- _Given task_:
From the passage below on fundamentalist views of scripture, write down word for word the part starting at "The issue at" and ending at "copying or translation.".

[START OF Passage shown]

The issue at stake here is perhaps less about the status of the bible and more about divine revelation. Fundamentalists appear to be arguing for a theory of revelation in which what God utters or imparts is received in its original perfect state. To believe that, there must be no human or cultural agency involved in the reification of that revelation. This, then, reduces the role of human agency to zero. It is merely a passive receptor. To put this in more modern idiom, we might say that this is a kind of ‘fax theory’ of scripture. It is penned in heaven, and received in its perfected state on earth (the ‘original autographs’ are therefore held to be perfect); but any errors – only minor ones being permitted – arise solely out of mistakes in copying or translation.
Of course, this is a fundamentalist theory of scripture. But it is not one that the bible claims for itself. One simply cannot rest an argument of biblical infallibility of 2 Timothy 3:16. All scripture may indeed ‘be inspired by God and profitable for reroof and teaching’, as the writer of the epistle notes. But the words ‘inerrant’ or ‘infallible’ are not used: ‘inspired’ (literally, ‘God-breathed’) is the chosen term deployed by the author of 2 Timothy. Moreover, the Bible, as book, has no self-conscious identity expressed within itself. Its very existence, as scholars have noted, is a consequence of Christianity, and not its cause. Christian faith existed before the scriptures reached the aggregate we now refer to as ‘the Bible’. Indeed, the intentional uses of the plural here – scriptures – is also material in understanding how fundamentalists try to ‘frame’ the Bible. By attributing a monological authority to the Bible, the dialogical dynamics are ignored. Christian orthodoxy is clear that scripture does indeed contain a record of what God says to humanity. But it is also a record of the reaction of humanity, and how humanity experiences that revelation, and in some cases replies (e.g. the psalms, Job, etc.). The Bible is scriptures (plural) – dynamic, dialogical and diverse. And just for good measure there are different varieties of the bible too, as Protestants, Catholics and other denominations will testify. So the fundamentalist framing of scripture as unilinear and monological is in fact reductive15 rather than orthodox. In trying to define and delimit God's revelatory power, in order to keep it both pure and concentrated, fundamentalists, by arguing that revelation is clear, comprehensible and controlling, ultimately compromise the very essence they seek to defend from modernity. Exactly the same theological dynamic – flawed faith, in reality – can be located in the other four pillars of fundamentalism. Power is the key, along with reification and conflation. If fundamentalists believe that the power of God is fully and absolutely reified in the bible, the interpreter of the bible will find their authority wholly confused and conflated with the authority (i.e. the Bible) to which they appeal.16 Thus, to dissent with the interpreter's authoritative view of scripture can be tantamount to disobeying God; to question the interpretation will be to risk excommunication and damnation.
But for others – usually of a more mainstream, broad or liberal persuasion – God acts and speaks through channels and agents that are part of the created order, and so not perfected. In this view, God works through culture, peoples and history, not over and against them. Correspondingly, the power of God is only ever known provisionally and not absolutely; it can only be encountered ‘through a glass darkly’, and not ‘face to face’. There is less emphasis on absolute reification, so less risk of divine–human conflations. So although the power of God may be pure and absolute at source, God invariably chooses to mediate that power through less than perfect agents (such as language, people, times and places). And this is because God's primary interest is in disclosing love in order to draw us into relationships, and not in unequivocal demonstrations of power, which would leave no room for a genuinely free response, but merely obedience in the face of oppression. This, of course, gets to the heart of the matter.

[END OF Passage shown]
[START OF Dataset content]

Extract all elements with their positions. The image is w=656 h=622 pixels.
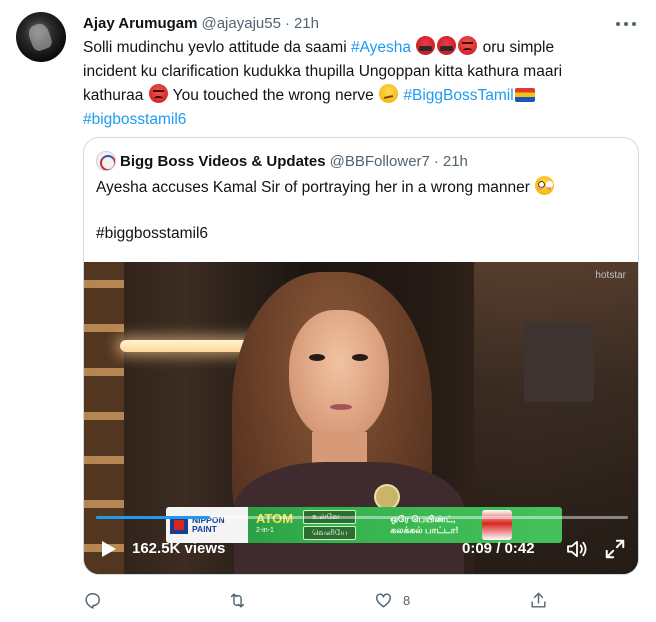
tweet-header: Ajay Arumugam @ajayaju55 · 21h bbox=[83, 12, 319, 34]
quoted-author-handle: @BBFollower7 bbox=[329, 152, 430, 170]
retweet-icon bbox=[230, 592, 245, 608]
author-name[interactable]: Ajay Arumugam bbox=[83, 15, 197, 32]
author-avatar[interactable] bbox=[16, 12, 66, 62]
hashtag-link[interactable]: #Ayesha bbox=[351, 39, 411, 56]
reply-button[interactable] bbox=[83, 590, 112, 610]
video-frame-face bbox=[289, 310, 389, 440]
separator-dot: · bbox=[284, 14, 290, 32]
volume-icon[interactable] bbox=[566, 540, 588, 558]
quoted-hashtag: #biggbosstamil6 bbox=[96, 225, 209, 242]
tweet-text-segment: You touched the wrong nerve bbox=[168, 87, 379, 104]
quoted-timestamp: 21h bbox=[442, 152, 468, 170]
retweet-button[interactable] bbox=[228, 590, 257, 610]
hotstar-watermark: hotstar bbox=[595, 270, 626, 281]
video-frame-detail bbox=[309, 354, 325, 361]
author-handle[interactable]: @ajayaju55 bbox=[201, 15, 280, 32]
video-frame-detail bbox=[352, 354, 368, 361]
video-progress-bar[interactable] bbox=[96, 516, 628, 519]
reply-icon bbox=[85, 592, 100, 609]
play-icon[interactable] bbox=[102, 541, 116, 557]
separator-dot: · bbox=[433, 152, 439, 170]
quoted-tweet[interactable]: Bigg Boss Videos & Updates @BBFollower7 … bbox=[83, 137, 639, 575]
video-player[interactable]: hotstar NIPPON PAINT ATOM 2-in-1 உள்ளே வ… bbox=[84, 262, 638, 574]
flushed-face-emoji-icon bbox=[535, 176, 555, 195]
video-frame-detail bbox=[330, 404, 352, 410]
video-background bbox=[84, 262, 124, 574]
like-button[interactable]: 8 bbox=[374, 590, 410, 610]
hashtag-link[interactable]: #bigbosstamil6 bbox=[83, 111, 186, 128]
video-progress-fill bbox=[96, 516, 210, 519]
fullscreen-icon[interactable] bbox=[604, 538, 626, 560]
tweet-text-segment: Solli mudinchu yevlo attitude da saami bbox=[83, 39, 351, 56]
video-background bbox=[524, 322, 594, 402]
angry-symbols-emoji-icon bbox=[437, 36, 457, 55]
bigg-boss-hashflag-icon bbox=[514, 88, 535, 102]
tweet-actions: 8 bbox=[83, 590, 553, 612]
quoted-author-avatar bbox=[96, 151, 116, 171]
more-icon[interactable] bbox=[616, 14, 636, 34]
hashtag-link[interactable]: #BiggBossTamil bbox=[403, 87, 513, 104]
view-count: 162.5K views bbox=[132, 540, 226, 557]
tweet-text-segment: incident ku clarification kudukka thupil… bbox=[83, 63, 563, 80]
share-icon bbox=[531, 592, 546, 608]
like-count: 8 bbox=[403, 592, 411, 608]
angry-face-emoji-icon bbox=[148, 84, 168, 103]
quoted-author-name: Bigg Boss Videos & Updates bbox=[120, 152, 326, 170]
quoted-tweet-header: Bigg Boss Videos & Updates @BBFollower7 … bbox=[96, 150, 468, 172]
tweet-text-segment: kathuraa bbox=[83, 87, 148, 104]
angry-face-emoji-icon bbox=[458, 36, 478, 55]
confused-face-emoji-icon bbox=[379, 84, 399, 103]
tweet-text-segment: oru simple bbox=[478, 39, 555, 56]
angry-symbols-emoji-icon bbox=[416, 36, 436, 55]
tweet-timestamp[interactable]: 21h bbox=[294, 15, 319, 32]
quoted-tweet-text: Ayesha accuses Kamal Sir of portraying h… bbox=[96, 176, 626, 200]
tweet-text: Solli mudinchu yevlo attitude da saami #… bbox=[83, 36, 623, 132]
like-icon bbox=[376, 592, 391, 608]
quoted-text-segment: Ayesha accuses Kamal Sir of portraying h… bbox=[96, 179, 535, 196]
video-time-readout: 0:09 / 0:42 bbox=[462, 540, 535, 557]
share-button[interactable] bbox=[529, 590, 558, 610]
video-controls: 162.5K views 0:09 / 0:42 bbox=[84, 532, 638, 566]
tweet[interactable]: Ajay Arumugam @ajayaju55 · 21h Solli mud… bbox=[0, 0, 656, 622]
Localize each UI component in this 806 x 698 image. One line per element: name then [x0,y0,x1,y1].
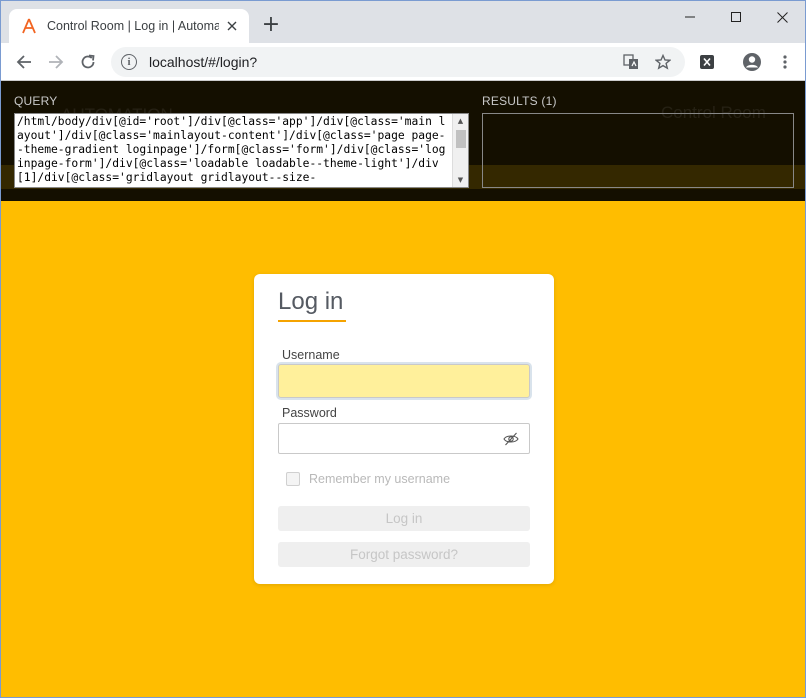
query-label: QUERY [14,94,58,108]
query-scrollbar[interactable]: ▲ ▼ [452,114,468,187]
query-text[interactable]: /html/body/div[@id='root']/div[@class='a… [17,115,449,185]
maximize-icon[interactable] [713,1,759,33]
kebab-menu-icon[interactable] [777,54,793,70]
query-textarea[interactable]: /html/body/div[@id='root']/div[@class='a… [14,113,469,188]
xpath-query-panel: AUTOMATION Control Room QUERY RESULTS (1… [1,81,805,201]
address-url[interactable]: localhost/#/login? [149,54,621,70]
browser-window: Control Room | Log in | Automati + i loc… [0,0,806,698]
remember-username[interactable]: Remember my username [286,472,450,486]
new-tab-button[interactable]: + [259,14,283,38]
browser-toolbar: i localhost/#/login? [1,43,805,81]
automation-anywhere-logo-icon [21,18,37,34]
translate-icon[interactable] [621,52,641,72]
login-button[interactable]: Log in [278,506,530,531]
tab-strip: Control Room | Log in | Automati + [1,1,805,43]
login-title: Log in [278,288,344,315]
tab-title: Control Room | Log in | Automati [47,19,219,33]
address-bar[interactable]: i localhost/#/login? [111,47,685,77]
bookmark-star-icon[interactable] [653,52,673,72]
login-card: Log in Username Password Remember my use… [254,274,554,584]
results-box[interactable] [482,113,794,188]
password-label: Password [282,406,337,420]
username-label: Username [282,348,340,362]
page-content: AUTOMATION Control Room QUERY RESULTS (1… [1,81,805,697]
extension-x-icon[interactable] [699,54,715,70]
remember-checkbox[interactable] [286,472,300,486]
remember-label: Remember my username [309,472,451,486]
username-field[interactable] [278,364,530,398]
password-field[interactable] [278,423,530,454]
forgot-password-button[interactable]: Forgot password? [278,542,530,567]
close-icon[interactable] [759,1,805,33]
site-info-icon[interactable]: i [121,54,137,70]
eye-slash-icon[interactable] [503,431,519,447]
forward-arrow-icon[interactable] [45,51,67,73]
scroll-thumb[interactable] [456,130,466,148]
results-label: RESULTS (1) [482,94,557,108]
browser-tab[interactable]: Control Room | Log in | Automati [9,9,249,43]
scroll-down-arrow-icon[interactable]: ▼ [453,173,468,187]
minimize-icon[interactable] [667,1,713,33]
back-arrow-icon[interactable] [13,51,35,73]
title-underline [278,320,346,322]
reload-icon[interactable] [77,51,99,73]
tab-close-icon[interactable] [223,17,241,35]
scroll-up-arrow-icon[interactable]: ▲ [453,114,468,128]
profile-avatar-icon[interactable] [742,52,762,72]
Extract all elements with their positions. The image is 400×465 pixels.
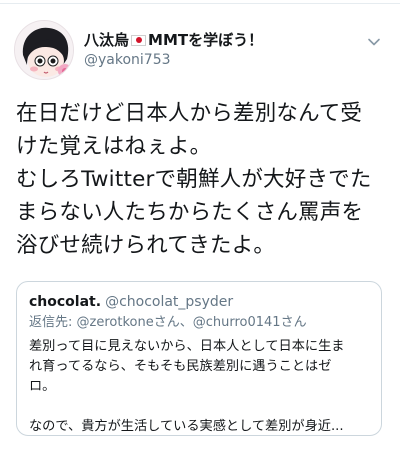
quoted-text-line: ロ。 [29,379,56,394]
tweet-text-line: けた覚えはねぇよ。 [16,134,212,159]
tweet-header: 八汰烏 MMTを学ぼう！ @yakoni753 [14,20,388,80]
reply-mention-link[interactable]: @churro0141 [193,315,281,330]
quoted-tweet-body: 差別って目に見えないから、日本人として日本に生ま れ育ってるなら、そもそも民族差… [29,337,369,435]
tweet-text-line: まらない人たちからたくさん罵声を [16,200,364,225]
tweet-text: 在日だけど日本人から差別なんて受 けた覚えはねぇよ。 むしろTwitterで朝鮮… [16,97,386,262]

[END OF Dataset content]

- _Written reply_:
The issue at stake here is perhaps less about the status of the bible and more about divine revelation. Fundamentalists appear to be arguing for a theory of revelation in which what God utters or imparts is received in its original perfect state. To believe that, there must be no human or cultural agency involved in the reification of that revelation. This, then, reduces the role of human agency to zero. It is merely a passive receptor. To put this in more modern idiom, we might say that this is a kind of ‘fax theory’ of scripture. It is penned in heaven, and received in its perfected state on earth (the ‘original autographs’ are therefore held to be perfect); but any errors – only minor ones being permitted – arise solely out of mistakes in copying or translation.